PAGE TEXT

--------------------

From: Michael Lucas <michael.lucas@linuxworld.com>
Subject: Customizing the FreeBSD Kernel (eng)
Customizing the FreeBSD Kernel
FreeBSD for the Linux administrator
Summary
As Linux and FreeBSD often run side by side, Linux administrators
would do well to learn how to configure FreeBSD to meet their
needs. Michael Lucas presents a guide to customizing the FreeBSD
kernel, written for the Linux oriented. (3,400 words)
By Michael Lucas
C ustomizing a Unix kernel is a rite of passage for the system
administrator. Linux and many System V Unixes have a friendly,
menu-driven kernel configuration system. A system administrator needs
to have a good grounding in a variety of Unixes, however. You would
configure FreeBSD's kernel in a manner completely different than the
one in which you would System V or Linux.
Linux and FreeBSD are frequently found side by side. They're both free
Unix-like systems. Each has particular strengths; FreeBSD is known for
its network services, and Linux has strong desktop facilities. A
multiple-boot system can have both FreeBSD and Linux partitions. With
FreeBSD's Linux compatibility and the right kernel options, you can
even use both simultaneously.

--------------------

PROVIDED MATERIAL
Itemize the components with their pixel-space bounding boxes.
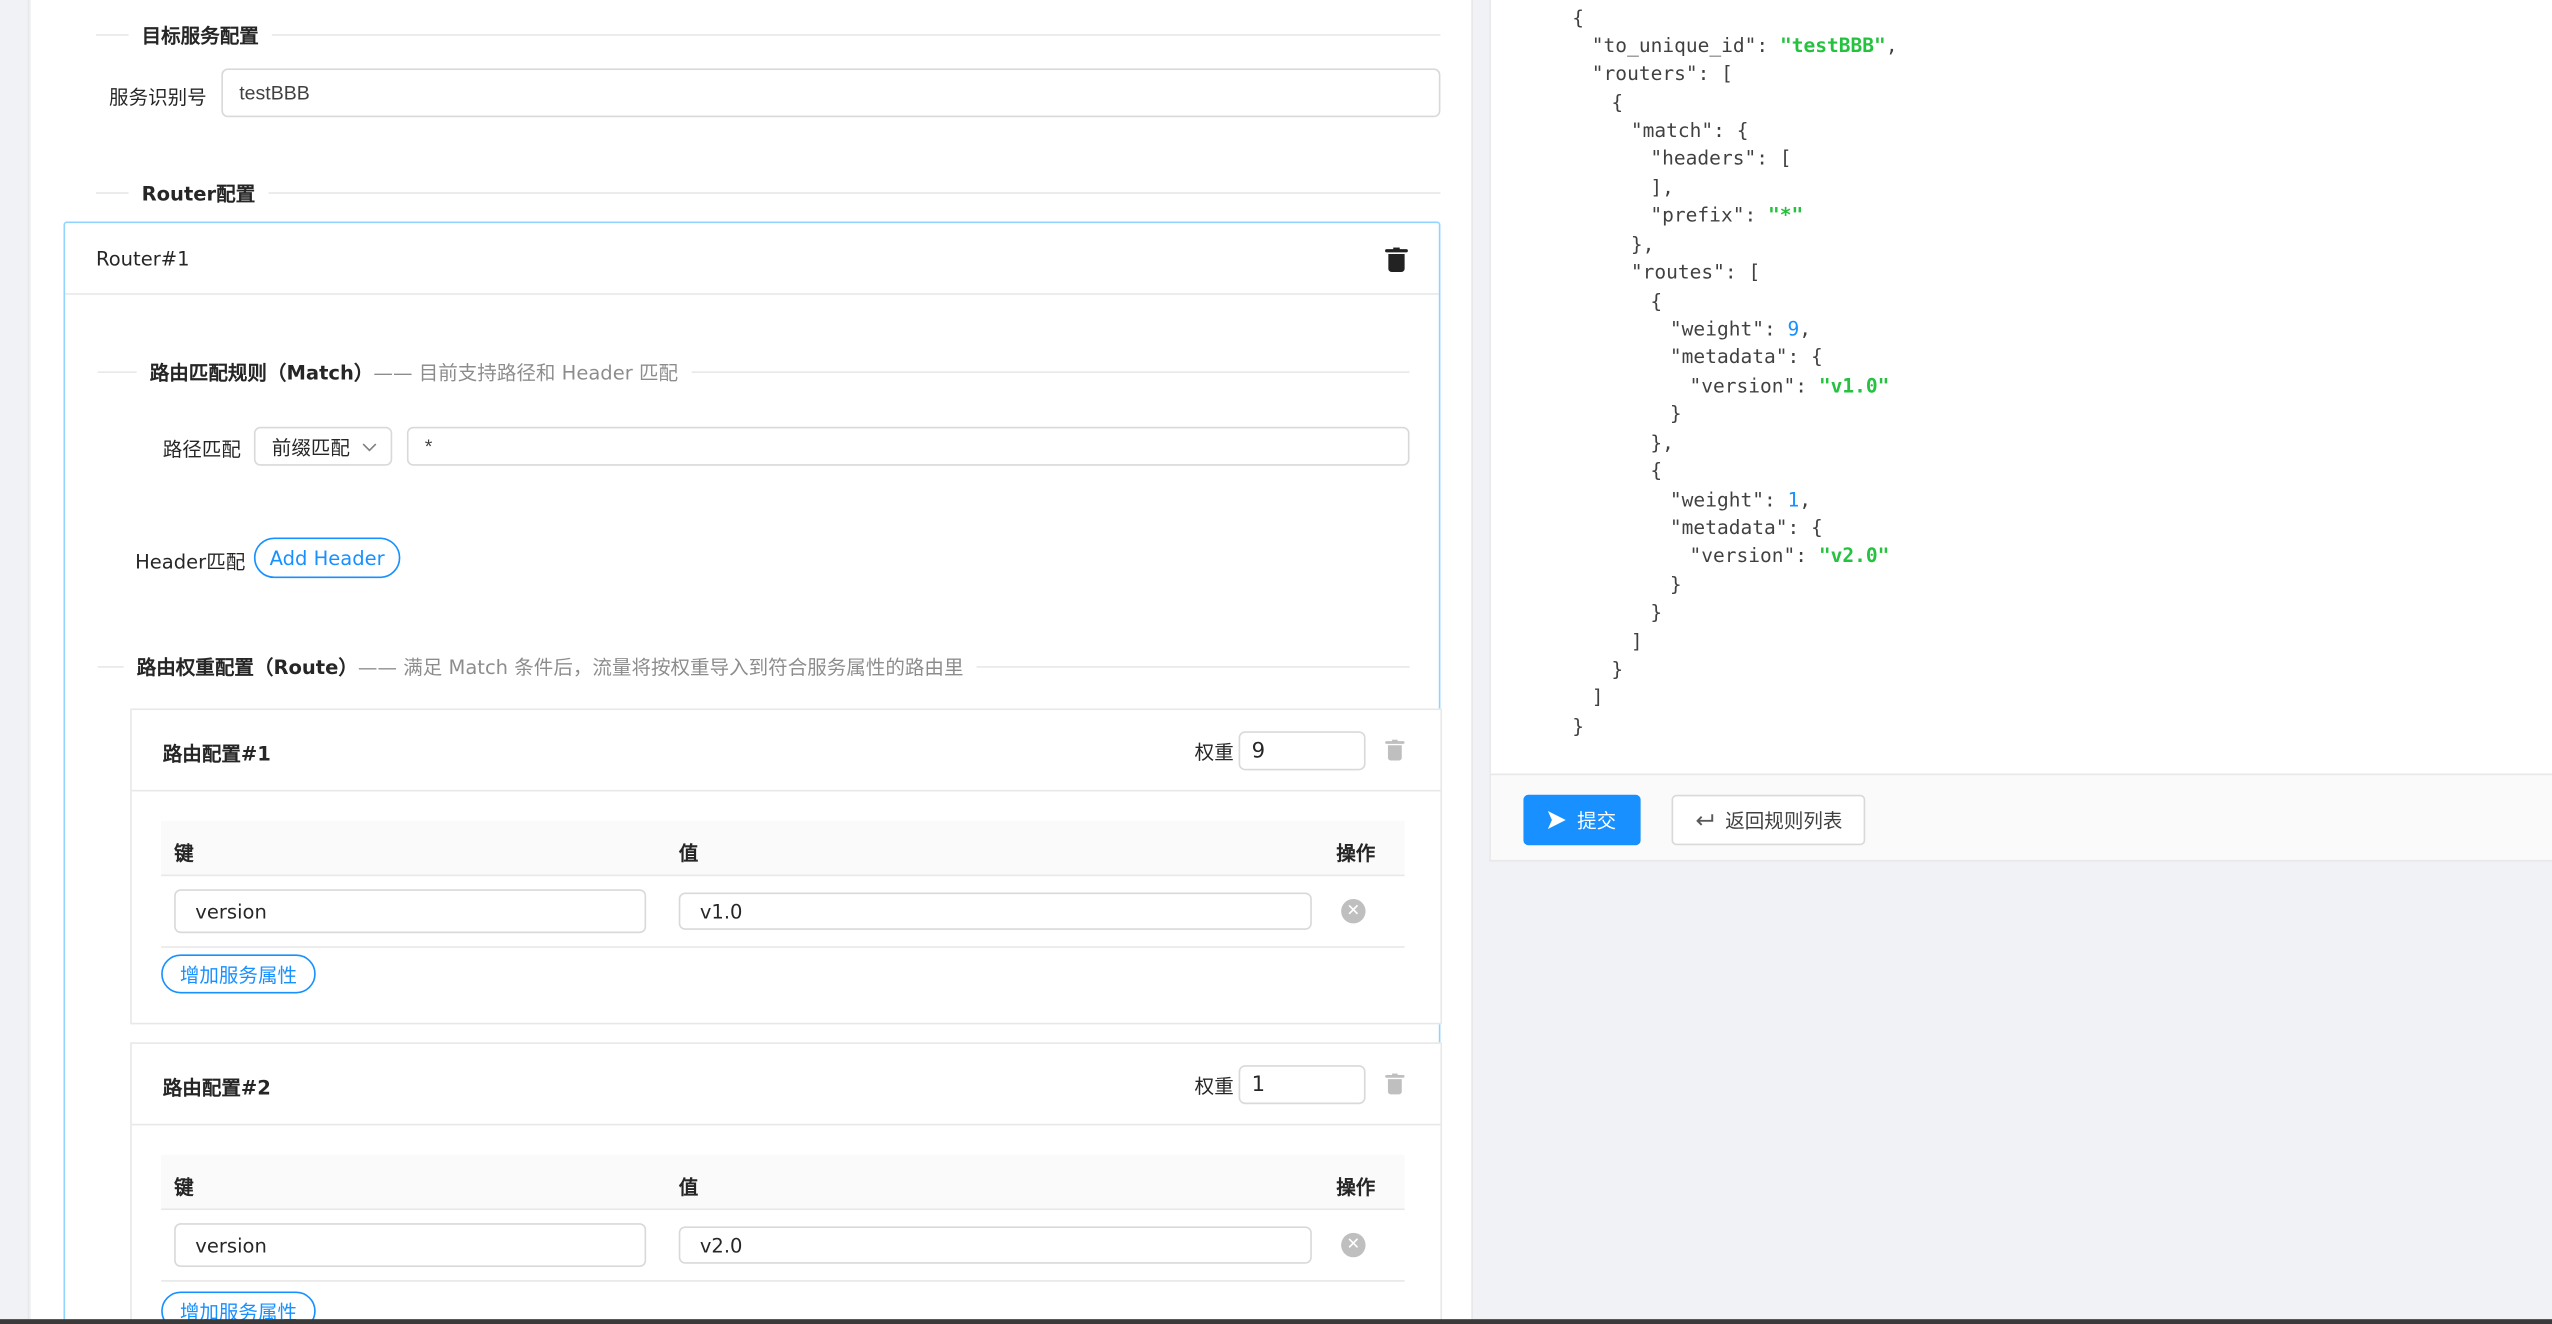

--------------------

REQUIRED ACTIONS
(a) Rewrite the FreeBSD kernel article from "By Michael Lucas" up to and including "use both simultaneously.", substituting "workstation facilities" for "desktop facilities".
(b) Write a continuation of the FreeBSD kernel article, starting right after its final sentence.
The listing above stands apart from the FreeBSD kernel article and is separate material.

ANSWERS FOR THE TASKS
(a)
By Michael Lucas
C ustomizing a Unix kernel is a rite of passage for the system
administrator. Linux and many System V Unixes have a friendly,
menu-driven kernel configuration system. A system administrator needs
to have a good grounding in a variety of Unixes, however. You would
configure FreeBSD's kernel in a manner completely different than the
one in which you would System V or Linux.
Linux and FreeBSD are frequently found side by side. They're both free
Unix-like systems. Each has particular strengths; FreeBSD is known for
its network services, and Linux has strong workstation facilities. A
multiple-boot system can have both FreeBSD and Linux partitions. With
FreeBSD's Linux compatibility and the right kernel options, you can
even use both simultaneously.

(b)
This step-by-step guide includes a discussion of some of the core
differences between the FreeBSD kernel and the Linux kernel;
descriptions of the kernel configuration, build processes, and common
kernel options; ways you can gather more information; and steps to
take if you have trouble.
The FreeBSD kernel building system is very powerful, and it only
requires a bit of familiarity to use it quickly and efficiently.
We'll only discuss the i386 kernel here. The Alpha kernel is handled
in a very similar manner, but most of us aren't lucky enough to have
an Alpha lying around to test new operating systems. Alphas also have
slightly different kernel requirements, and not all functions are
fully implemented. Check LINT (more on this later) for details.
You can also apply most of the information discussed here to NetBSD
and OpenBSD, with some minor changes.
Your hardware
Before building your kernel, you need to know what hardware you have.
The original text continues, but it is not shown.